## TEXTE À LIRE
· · · ·

Figure III.14 : (a) Péridotite relativement peu serpentinisée (10-40% de serpentine) recoupée par des veines foncées dans lesquelles le taux de serpentinisation est proche de 100%. (b) Réseau de fractures, dans lesquelles cristallise préférentiellement la serpentine, traversant les péridotites serpentinisées au Nord-Ouest du massif (échantillons Mag 32, Figure III.11). (c) Détail des veines montrant leur zonation. Au centre, la veine à une couleur verte (V3). En allant vers l’encaissant, la veine est de couleur bleu foncée (V1) puis gris bleuté (V2). Le contact entre la zonation V2 et l’encaissant est diffus. Le carré noir localise la figure (d). (d) Microphotographie en LPA montrant la chronologie relative entre les différentes générations de serpentine V1, V2 et V3. (e) Microphotographie en LPA d’une veine V2 recoupant la serpentine V1. Le contact entre les deux générations de serpentines est marqué par des lamelles d’antigorite. (f) Veines de serpentine V2 partiellement à totalement remplacée par l’antigorite.

La seconde génération de serpentine correspond à la zonation gris bleuté située au bord des veines zonées (Figure III.14c,d). Cette serpentine présente un contact diffus avec l’encaissant et franc avec la zonation V1. En lame mince, les serpentines V2 présentent des textures de type maillée ou bastite analogues à celles observées en contexte intra-océanique (Figure III.14d ; Mével, 2003 ; Andreani et al., 2007). Le bord des mailles est constitué de serpentine à aspect fibreux. Il est associé avec des amas de magnétites. Le cœur de la maille présente un aspect isotrope et parfois une extinction ondulante. Les bastites sont composées de serpentines lamellaires orientées parallèlement aux anciens clivages du pyroxène. Les serpentines V2 se développent à travers l’encaissant formant un réseau de veines découpant les minéraux primaires de la péridotite. Il s’agit de la génération de serpentine la plus souvent observée dans les péridotites serpentinisées. Les spectres RAMAN des serpentines V2 sont similaires à ceux de la lizardite (Figure III.15). Ils présentent quelques fois des pics additionnels correspondant au chrysotile attestant de la présence des deux générations de serpentines à l’échelle nanométrique. Les serpentines V2 ont des teneurs en Al2O3 et FeO variant de 0.2 à 2.2 wt% et 2.8 à 7.8 wt% respectivement.

La troisième génération de veine compose le cœur des veines zonées (Figure III.14c,d). Elle est de couleur verte. En lame mince, les serpentines V3 sont composés de segments de ~10 µm d’épaisseur orientés parallèlement à l’éponte de la veine. Ces segments sont composés de fibres orientées perpendiculairement à l’éponte et présentent une bordure irrégulière associée à des lamelles micrométriques de serpentine. Ces veines correspondent à des « crack-seal » (Andreani et al., 2004 ; Renard et al., 2005). Leur spectre RAMAN est intermédiaire entre la lizardite et le chrysotile (Figure III.15). Les serpentines V3 ont des teneurs en Al2O3 et FeO variant de 1.6 à 2.1 wt% et 4.5 à 5.5 wt% respectivement.

Figure III.15 : spectres RAMAN des différents types de veines traversant les péridotites serpentinisées du Monte Maggiore. Les spectres sont pour la plupart intermédiaires entre la lizardite et les chrysotile.

Localement le contact entre les serpentines V1, V2 et V3 peut être associé à la cristallisation de lamelles non-orientées de 10-20 µm (Figure III.14e). Les spectres RAMAN de ces lamelles présentent des pics à 1044, 3670 et 3699 cm-1 typiques de l’antigorite. Ceci atteste de la formation précoce des serpentines V1, V2 et V3 en domaine intra-océanique puis de leur recristallisation tardive en antigorite lors de la subduction du massif. Localement, l’antigorite peut remplacer complètement les veines de serpentine V2 (Figure III.14f) conduisant à l’apparente cristallisation de veines d’antigorite.

· · · ·

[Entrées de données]
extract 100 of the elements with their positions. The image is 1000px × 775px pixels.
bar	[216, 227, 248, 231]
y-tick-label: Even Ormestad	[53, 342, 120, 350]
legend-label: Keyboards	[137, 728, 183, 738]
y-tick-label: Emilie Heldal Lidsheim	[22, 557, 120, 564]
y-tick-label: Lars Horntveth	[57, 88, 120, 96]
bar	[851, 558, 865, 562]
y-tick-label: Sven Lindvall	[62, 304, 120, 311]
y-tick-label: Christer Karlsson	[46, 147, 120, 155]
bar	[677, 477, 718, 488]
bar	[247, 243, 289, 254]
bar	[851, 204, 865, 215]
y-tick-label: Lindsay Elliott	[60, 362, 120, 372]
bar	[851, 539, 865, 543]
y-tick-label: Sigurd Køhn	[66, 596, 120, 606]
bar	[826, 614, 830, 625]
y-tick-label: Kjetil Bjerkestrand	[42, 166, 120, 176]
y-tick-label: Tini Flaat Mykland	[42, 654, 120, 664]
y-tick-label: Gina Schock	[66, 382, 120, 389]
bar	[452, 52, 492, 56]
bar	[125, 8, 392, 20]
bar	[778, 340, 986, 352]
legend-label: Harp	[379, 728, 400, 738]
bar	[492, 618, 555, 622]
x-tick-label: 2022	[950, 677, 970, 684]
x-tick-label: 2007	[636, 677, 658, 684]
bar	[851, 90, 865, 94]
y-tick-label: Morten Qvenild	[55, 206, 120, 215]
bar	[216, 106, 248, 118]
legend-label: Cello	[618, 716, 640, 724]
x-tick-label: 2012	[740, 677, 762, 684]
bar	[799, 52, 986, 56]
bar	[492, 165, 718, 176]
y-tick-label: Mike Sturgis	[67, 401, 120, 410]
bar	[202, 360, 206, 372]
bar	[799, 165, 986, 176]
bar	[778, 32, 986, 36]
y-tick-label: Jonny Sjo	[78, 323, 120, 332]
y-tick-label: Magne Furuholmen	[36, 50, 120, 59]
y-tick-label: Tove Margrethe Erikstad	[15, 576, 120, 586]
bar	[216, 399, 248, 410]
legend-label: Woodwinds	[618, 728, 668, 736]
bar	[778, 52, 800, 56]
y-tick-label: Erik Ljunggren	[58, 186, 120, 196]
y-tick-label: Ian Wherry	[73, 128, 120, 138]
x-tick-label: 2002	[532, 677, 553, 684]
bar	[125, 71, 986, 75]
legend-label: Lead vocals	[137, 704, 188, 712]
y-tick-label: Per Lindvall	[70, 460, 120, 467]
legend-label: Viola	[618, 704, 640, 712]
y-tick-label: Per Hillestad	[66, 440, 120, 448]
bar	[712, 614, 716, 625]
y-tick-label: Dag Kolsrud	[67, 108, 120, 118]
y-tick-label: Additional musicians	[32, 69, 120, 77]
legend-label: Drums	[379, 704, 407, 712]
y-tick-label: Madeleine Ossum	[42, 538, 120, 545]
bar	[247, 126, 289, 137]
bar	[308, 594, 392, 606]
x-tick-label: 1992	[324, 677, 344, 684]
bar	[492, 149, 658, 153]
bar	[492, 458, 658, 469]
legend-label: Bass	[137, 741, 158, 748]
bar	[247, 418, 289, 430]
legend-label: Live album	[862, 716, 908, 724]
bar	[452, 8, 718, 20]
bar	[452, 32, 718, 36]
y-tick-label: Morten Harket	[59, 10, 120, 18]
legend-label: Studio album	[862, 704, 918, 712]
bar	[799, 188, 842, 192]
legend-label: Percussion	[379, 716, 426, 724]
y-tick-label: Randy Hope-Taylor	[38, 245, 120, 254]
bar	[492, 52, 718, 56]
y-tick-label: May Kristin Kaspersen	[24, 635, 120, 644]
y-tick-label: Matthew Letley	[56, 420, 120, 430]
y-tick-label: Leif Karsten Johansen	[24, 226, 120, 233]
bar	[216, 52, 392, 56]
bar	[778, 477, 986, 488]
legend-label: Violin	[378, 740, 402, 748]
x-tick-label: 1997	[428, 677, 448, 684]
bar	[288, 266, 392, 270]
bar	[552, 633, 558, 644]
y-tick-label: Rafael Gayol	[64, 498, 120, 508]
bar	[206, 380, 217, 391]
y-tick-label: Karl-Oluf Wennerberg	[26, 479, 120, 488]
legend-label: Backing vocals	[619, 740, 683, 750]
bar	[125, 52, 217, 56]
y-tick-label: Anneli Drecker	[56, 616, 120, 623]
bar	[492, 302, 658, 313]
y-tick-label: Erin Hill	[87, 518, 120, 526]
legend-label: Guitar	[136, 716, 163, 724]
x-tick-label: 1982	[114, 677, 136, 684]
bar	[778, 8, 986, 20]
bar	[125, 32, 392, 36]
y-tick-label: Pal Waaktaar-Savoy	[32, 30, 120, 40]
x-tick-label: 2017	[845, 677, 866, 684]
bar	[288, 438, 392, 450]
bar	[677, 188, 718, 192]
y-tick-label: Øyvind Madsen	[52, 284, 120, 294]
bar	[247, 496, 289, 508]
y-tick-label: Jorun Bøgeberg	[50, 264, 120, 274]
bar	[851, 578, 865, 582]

· · · ·

## EXERCICES À TRAITER
1 > Restituez à l'identique le passage du texte sur les serpentines compris entre « Figure III.15 : spectres » et « et les chrysotile. », bornes incluses.
2 > Pour chacune des affirmations suivantes, indiquez par oui ou par non si elle concorde avec le texte sur les serpentines, en citant à l'identique les mots du texte qui tranchent : (a) la serpentine V2 est la génération la plus souvent observée dans les péridotites serpentinisées ; (b) la troisième génération de veine est de couleur bleu foncé ; (c) les segments des serpentines V3 mesurent environ 100 µm d'épaisseur.
Les items ne jouent aucun rôle dans ce travail.

## RÉPONSES PAR EXERCICE
1 >
Figure III.15 : spectres RAMAN des différents types de veines traversant les péridotites serpentinisées du Monte Maggiore. Les spectres sont pour la plupart intermédiaires entre la lizardite et les chrysotile.

2 >
(a) Oui : « Il s’agit de la génération de serpentine la plus souvent observée dans les péridotites serpentinisées. »
(b) Non : « Elle est de couleur verte. »
(c) Non : « segments de ~10 µm d’épaisseur »